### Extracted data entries

- - -

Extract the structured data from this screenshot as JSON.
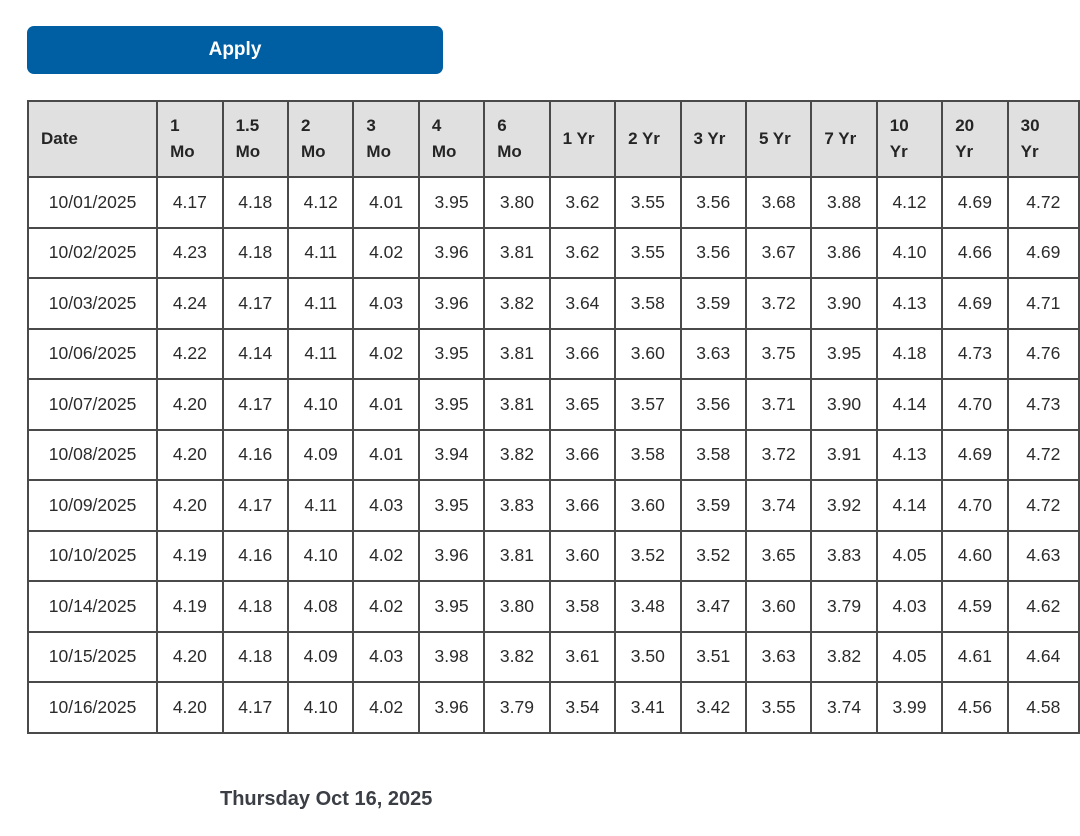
{
  "apply_button": {
    "label": "Apply"
  },
  "colors": {
    "button_blue": "#005ea2",
    "header_bg": "#e0e0e0",
    "border": "#4a4a4a",
    "text": "#2b2b2b",
    "footer_text": "#3b3f45"
  },
  "table": {
    "columns": [
      "Date",
      "1\nMo",
      "1.5\nMo",
      "2\nMo",
      "3\nMo",
      "4\nMo",
      "6\nMo",
      "1 Yr",
      "2 Yr",
      "3 Yr",
      "5 Yr",
      "7 Yr",
      "10\nYr",
      "20\nYr",
      "30\nYr"
    ],
    "rows": [
      {
        "date": "10/01/2025",
        "values": [
          "4.17",
          "4.18",
          "4.12",
          "4.01",
          "3.95",
          "3.80",
          "3.62",
          "3.55",
          "3.56",
          "3.68",
          "3.88",
          "4.12",
          "4.69",
          "4.72"
        ]
      },
      {
        "date": "10/02/2025",
        "values": [
          "4.23",
          "4.18",
          "4.11",
          "4.02",
          "3.96",
          "3.81",
          "3.62",
          "3.55",
          "3.56",
          "3.67",
          "3.86",
          "4.10",
          "4.66",
          "4.69"
        ]
      },
      {
        "date": "10/03/2025",
        "values": [
          "4.24",
          "4.17",
          "4.11",
          "4.03",
          "3.96",
          "3.82",
          "3.64",
          "3.58",
          "3.59",
          "3.72",
          "3.90",
          "4.13",
          "4.69",
          "4.71"
        ]
      },
      {
        "date": "10/06/2025",
        "values": [
          "4.22",
          "4.14",
          "4.11",
          "4.02",
          "3.95",
          "3.81",
          "3.66",
          "3.60",
          "3.63",
          "3.75",
          "3.95",
          "4.18",
          "4.73",
          "4.76"
        ]
      },
      {
        "date": "10/07/2025",
        "values": [
          "4.20",
          "4.17",
          "4.10",
          "4.01",
          "3.95",
          "3.81",
          "3.65",
          "3.57",
          "3.56",
          "3.71",
          "3.90",
          "4.14",
          "4.70",
          "4.73"
        ]
      },
      {
        "date": "10/08/2025",
        "values": [
          "4.20",
          "4.16",
          "4.09",
          "4.01",
          "3.94",
          "3.82",
          "3.66",
          "3.58",
          "3.58",
          "3.72",
          "3.91",
          "4.13",
          "4.69",
          "4.72"
        ]
      },
      {
        "date": "10/09/2025",
        "values": [
          "4.20",
          "4.17",
          "4.11",
          "4.03",
          "3.95",
          "3.83",
          "3.66",
          "3.60",
          "3.59",
          "3.74",
          "3.92",
          "4.14",
          "4.70",
          "4.72"
        ]
      },
      {
        "date": "10/10/2025",
        "values": [
          "4.19",
          "4.16",
          "4.10",
          "4.02",
          "3.96",
          "3.81",
          "3.60",
          "3.52",
          "3.52",
          "3.65",
          "3.83",
          "4.05",
          "4.60",
          "4.63"
        ]
      },
      {
        "date": "10/14/2025",
        "values": [
          "4.19",
          "4.18",
          "4.08",
          "4.02",
          "3.95",
          "3.80",
          "3.58",
          "3.48",
          "3.47",
          "3.60",
          "3.79",
          "4.03",
          "4.59",
          "4.62"
        ]
      },
      {
        "date": "10/15/2025",
        "values": [
          "4.20",
          "4.18",
          "4.09",
          "4.03",
          "3.98",
          "3.82",
          "3.61",
          "3.50",
          "3.51",
          "3.63",
          "3.82",
          "4.05",
          "4.61",
          "4.64"
        ]
      },
      {
        "date": "10/16/2025",
        "values": [
          "4.20",
          "4.17",
          "4.10",
          "4.02",
          "3.96",
          "3.79",
          "3.54",
          "3.41",
          "3.42",
          "3.55",
          "3.74",
          "3.99",
          "4.56",
          "4.58"
        ]
      }
    ]
  },
  "footer": {
    "date_label": "Thursday Oct 16, 2025"
  }
}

- - -

The pictures should not be reproduced; quote all of the other material exactly.

### Written solution
Extract the structured data from this screenshot as JSON.
{
  "apply_button": {
    "label": "Apply"
  },
  "colors": {
    "button_blue": "#005ea2",
    "header_bg": "#e0e0e0",
    "border": "#4a4a4a",
    "text": "#2b2b2b",
    "footer_text": "#3b3f45"
  },
  "table": {
    "columns": [
      "Date",
      "1\nMo",
      "1.5\nMo",
      "2\nMo",
      "3\nMo",
      "4\nMo",
      "6\nMo",
      "1 Yr",
      "2 Yr",
      "3 Yr",
      "5 Yr",
      "7 Yr",
      "10\nYr",
      "20\nYr",
      "30\nYr"
    ],
    "rows": [
      {
        "date": "10/01/2025",
        "values": [
          "4.17",
          "4.18",
          "4.12",
          "4.01",
          "3.95",
          "3.80",
          "3.62",
          "3.55",
          "3.56",
          "3.68",
          "3.88",
          "4.12",
          "4.69",
          "4.72"
        ]
      },
      {
        "date": "10/02/2025",
        "values": [
          "4.23",
          "4.18",
          "4.11",
          "4.02",
          "3.96",
          "3.81",
          "3.62",
          "3.55",
          "3.56",
          "3.67",
          "3.86",
          "4.10",
          "4.66",
          "4.69"
        ]
      },
      {
        "date": "10/03/2025",
        "values": [
          "4.24",
          "4.17",
          "4.11",
          "4.03",
          "3.96",
          "3.82",
          "3.64",
          "3.58",
          "3.59",
          "3.72",
          "3.90",
          "4.13",
          "4.69",
          "4.71"
        ]
      },
      {
        "date": "10/06/2025",
        "values": [
          "4.22",
          "4.14",
          "4.11",
          "4.02",
          "3.95",
          "3.81",
          "3.66",
          "3.60",
          "3.63",
          "3.75",
          "3.95",
          "4.18",
          "4.73",
          "4.76"
        ]
      },
      {
        "date": "10/07/2025",
        "values": [
          "4.20",
          "4.17",
          "4.10",
          "4.01",
          "3.95",
          "3.81",
          "3.65",
          "3.57",
          "3.56",
          "3.71",
          "3.90",
          "4.14",
          "4.70",
          "4.73"
        ]
      },
      {
        "date": "10/08/2025",
        "values": [
          "4.20",
          "4.16",
          "4.09",
          "4.01",
          "3.94",
          "3.82",
          "3.66",
          "3.58",
          "3.58",
          "3.72",
          "3.91",
          "4.13",
          "4.69",
          "4.72"
        ]
      },
      {
        "date": "10/09/2025",
        "values": [
          "4.20",
          "4.17",
          "4.11",
          "4.03",
          "3.95",
          "3.83",
          "3.66",
          "3.60",
          "3.59",
          "3.74",
          "3.92",
          "4.14",
          "4.70",
          "4.72"
        ]
      },
      {
        "date": "10/10/2025",
        "values": [
          "4.19",
          "4.16",
          "4.10",
          "4.02",
          "3.96",
          "3.81",
          "3.60",
          "3.52",
          "3.52",
          "3.65",
          "3.83",
          "4.05",
          "4.60",
          "4.63"
        ]
      },
      {
        "date": "10/14/2025",
        "values": [
          "4.19",
          "4.18",
          "4.08",
          "4.02",
          "3.95",
          "3.80",
          "3.58",
          "3.48",
          "3.47",
          "3.60",
          "3.79",
          "4.03",
          "4.59",
          "4.62"
        ]
      },
      {
        "date": "10/15/2025",
        "values": [
          "4.20",
          "4.18",
          "4.09",
          "4.03",
          "3.98",
          "3.82",
          "3.61",
          "3.50",
          "3.51",
          "3.63",
          "3.82",
          "4.05",
          "4.61",
          "4.64"
        ]
      },
      {
        "date": "10/16/2025",
        "values": [
          "4.20",
          "4.17",
          "4.10",
          "4.02",
          "3.96",
          "3.79",
          "3.54",
          "3.41",
          "3.42",
          "3.55",
          "3.74",
          "3.99",
          "4.56",
          "4.58"
        ]
      }
    ]
  },
  "footer": {
    "date_label": "Thursday Oct 16, 2025"
  }
}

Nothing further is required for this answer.